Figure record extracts
>>>>>
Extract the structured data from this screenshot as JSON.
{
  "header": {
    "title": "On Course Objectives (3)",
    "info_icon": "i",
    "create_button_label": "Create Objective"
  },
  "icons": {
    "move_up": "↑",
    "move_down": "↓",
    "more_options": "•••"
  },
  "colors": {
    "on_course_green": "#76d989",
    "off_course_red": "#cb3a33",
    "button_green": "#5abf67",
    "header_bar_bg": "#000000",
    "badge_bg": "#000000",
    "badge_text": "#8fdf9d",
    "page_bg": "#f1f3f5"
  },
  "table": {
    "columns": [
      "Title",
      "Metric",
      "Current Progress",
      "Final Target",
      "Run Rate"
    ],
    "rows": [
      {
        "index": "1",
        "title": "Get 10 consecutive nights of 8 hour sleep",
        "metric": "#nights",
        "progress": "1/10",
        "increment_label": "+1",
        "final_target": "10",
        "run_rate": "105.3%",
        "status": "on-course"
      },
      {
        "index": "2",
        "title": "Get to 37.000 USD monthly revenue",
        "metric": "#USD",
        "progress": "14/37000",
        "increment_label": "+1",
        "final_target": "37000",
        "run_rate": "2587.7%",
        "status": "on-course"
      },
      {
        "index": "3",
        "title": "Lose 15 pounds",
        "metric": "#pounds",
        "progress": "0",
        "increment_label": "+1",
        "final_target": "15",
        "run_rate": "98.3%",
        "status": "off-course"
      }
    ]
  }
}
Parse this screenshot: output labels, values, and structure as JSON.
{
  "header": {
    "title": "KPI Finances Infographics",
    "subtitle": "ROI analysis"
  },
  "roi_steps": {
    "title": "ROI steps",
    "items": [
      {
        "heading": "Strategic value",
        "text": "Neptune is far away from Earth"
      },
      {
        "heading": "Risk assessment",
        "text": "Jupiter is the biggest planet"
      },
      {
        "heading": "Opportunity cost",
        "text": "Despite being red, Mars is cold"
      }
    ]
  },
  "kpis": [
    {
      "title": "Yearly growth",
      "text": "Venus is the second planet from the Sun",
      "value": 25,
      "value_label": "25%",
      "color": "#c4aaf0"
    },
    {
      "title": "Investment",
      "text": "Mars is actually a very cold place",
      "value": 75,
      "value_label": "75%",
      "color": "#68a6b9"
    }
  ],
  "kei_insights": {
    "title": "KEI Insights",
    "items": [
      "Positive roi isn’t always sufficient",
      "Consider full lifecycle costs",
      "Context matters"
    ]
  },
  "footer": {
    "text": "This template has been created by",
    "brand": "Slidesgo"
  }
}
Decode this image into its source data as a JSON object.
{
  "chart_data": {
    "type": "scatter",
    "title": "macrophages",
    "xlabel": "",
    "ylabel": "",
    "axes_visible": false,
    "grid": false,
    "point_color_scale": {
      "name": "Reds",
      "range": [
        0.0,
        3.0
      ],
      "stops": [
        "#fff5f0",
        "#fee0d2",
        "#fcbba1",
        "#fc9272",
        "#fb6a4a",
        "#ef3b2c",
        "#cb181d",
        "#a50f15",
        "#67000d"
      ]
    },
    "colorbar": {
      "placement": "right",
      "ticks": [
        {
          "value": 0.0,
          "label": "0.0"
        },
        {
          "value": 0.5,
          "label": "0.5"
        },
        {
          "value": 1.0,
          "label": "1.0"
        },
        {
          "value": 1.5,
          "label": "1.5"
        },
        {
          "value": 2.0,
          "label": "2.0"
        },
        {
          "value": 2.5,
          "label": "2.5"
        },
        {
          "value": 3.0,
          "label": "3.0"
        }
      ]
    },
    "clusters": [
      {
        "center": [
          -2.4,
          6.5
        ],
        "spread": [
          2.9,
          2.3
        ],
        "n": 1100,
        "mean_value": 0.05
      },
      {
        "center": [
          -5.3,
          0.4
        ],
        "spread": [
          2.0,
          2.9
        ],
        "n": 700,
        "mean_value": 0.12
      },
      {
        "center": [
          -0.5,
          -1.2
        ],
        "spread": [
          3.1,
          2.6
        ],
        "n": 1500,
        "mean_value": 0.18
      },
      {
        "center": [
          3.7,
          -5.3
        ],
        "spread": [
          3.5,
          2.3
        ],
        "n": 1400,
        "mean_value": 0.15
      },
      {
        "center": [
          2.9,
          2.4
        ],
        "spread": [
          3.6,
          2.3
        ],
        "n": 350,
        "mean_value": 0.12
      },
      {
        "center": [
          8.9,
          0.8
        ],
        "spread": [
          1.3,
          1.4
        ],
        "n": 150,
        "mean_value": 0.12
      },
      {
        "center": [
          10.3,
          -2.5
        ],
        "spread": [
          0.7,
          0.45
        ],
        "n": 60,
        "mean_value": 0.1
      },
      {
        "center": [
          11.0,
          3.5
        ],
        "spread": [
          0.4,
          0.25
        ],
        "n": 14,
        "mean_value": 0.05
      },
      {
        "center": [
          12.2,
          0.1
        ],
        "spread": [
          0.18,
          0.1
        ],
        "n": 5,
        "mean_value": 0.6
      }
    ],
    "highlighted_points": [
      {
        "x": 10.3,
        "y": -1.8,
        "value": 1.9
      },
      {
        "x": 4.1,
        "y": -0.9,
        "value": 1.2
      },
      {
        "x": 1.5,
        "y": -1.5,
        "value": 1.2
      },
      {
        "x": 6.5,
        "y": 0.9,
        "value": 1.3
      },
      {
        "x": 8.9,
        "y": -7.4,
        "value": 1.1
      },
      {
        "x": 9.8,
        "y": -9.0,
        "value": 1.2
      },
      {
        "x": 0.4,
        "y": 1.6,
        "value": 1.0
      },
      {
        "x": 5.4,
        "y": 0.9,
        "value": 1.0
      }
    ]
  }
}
<<<<<
Exercise goal
Exact output of every entry is required.

Written solution
Extract the structured data from this screenshot as JSON.
{
  "header": {
    "title": "On Course Objectives (3)",
    "info_icon": "i",
    "create_button_label": "Create Objective"
  },
  "icons": {
    "move_up": "↑",
    "move_down": "↓",
    "more_options": "•••"
  },
  "colors": {
    "on_course_green": "#76d989",
    "off_course_red": "#cb3a33",
    "button_green": "#5abf67",
    "header_bar_bg": "#000000",
    "badge_bg": "#000000",
    "badge_text": "#8fdf9d",
    "page_bg": "#f1f3f5"
  },
  "table": {
    "columns": [
      "Title",
      "Metric",
      "Current Progress",
      "Final Target",
      "Run Rate"
    ],
    "rows": [
      {
        "index": "1",
        "title": "Get 10 consecutive nights of 8 hour sleep",
        "metric": "#nights",
        "progress": "1/10",
        "increment_label": "+1",
        "final_target": "10",
        "run_rate": "105.3%",
        "status": "on-course"
      },
      {
        "index": "2",
        "title": "Get to 37.000 USD monthly revenue",
        "metric": "#USD",
        "progress": "14/37000",
        "increment_label": "+1",
        "final_target": "37000",
        "run_rate": "2587.7%",
        "status": "on-course"
      },
      {
        "index": "3",
        "title": "Lose 15 pounds",
        "metric": "#pounds",
        "progress": "0",
        "increment_label": "+1",
        "final_target": "15",
        "run_rate": "98.3%",
        "status": "off-course"
      }
    ]
  }
}
Parse this screenshot: output labels, values, and structure as JSON.
{
  "header": {
    "title": "KPI Finances Infographics",
    "subtitle": "ROI analysis"
  },
  "roi_steps": {
    "title": "ROI steps",
    "items": [
      {
        "heading": "Strategic value",
        "text": "Neptune is far away from Earth"
      },
      {
        "heading": "Risk assessment",
        "text": "Jupiter is the biggest planet"
      },
      {
        "heading": "Opportunity cost",
        "text": "Despite being red, Mars is cold"
      }
    ]
  },
  "kpis": [
    {
      "title": "Yearly growth",
      "text": "Venus is the second planet from the Sun",
      "value": 25,
      "value_label": "25%",
      "color": "#c4aaf0"
    },
    {
      "title": "Investment",
      "text": "Mars is actually a very cold place",
      "value": 75,
      "value_label": "75%",
      "color": "#68a6b9"
    }
  ],
  "kei_insights": {
    "title": "KEI Insights",
    "items": [
      "Positive roi isn’t always sufficient",
      "Consider full lifecycle costs",
      "Context matters"
    ]
  },
  "footer": {
    "text": "This template has been created by",
    "brand": "Slidesgo"
  }
}
Decode this image into its source data as a JSON object.
{
  "chart_data": {
    "type": "scatter",
    "title": "macrophages",
    "xlabel": "",
    "ylabel": "",
    "axes_visible": false,
    "grid": false,
    "point_color_scale": {
      "name": "Reds",
      "range": [
        0.0,
        3.0
      ],
      "stops": [
        "#fff5f0",
        "#fee0d2",
        "#fcbba1",
        "#fc9272",
        "#fb6a4a",
        "#ef3b2c",
        "#cb181d",
        "#a50f15",
        "#67000d"
      ]
    },
    "colorbar": {
      "placement": "right",
      "ticks": [
        {
          "value": 0.0,
          "label": "0.0"
        },
        {
          "value": 0.5,
          "label": "0.5"
        },
        {
          "value": 1.0,
          "label": "1.0"
        },
        {
          "value": 1.5,
          "label": "1.5"
        },
        {
          "value": 2.0,
          "label": "2.0"
        },
        {
          "value": 2.5,
          "label": "2.5"
        },
        {
          "value": 3.0,
          "label": "3.0"
        }
      ]
    },
    "clusters": [
      {
        "center": [
          -2.4,
          6.5
        ],
        "spread": [
          2.9,
          2.3
        ],
        "n": 1100,
        "mean_value": 0.05
      },
      {
        "center": [
          -5.3,
          0.4
        ],
        "spread": [
          2.0,
          2.9
        ],
        "n": 700,
        "mean_value": 0.12
      },
      {
        "center": [
          -0.5,
          -1.2
        ],
        "spread": [
          3.1,
          2.6
        ],
        "n": 1500,
        "mean_value": 0.18
      },
      {
        "center": [
          3.7,
          -5.3
        ],
        "spread": [
          3.5,
          2.3
        ],
        "n": 1400,
        "mean_value": 0.15
      },
      {
        "center": [
          2.9,
          2.4
        ],
        "spread": [
          3.6,
          2.3
        ],
        "n": 350,
        "mean_value": 0.12
      },
      {
        "center": [
          8.9,
          0.8
        ],
        "spread": [
          1.3,
          1.4
        ],
        "n": 150,
        "mean_value": 0.12
      },
      {
        "center": [
          10.3,
          -2.5
        ],
        "spread": [
          0.7,
          0.45
        ],
        "n": 60,
        "mean_value": 0.1
      },
      {
        "center": [
          11.0,
          3.5
        ],
        "spread": [
          0.4,
          0.25
        ],
        "n": 14,
        "mean_value": 0.05
      },
      {
        "center": [
          12.2,
          0.1
        ],
        "spread": [
          0.18,
          0.1
        ],
        "n": 5,
        "mean_value": 0.6
      }
    ],
    "highlighted_points": [
      {
        "x": 10.3,
        "y": -1.8,
        "value": 1.9
      },
      {
        "x": 4.1,
        "y": -0.9,
        "value": 1.2
      },
      {
        "x": 1.5,
        "y": -1.5,
        "value": 1.2
      },
      {
        "x": 6.5,
        "y": 0.9,
        "value": 1.3
      },
      {
        "x": 8.9,
        "y": -7.4,
        "value": 1.1
      },
      {
        "x": 9.8,
        "y": -9.0,
        "value": 1.2
      },
      {
        "x": 0.4,
        "y": 1.6,
        "value": 1.0
      },
      {
        "x": 5.4,
        "y": 0.9,
        "value": 1.0
      }
    ]
  }
}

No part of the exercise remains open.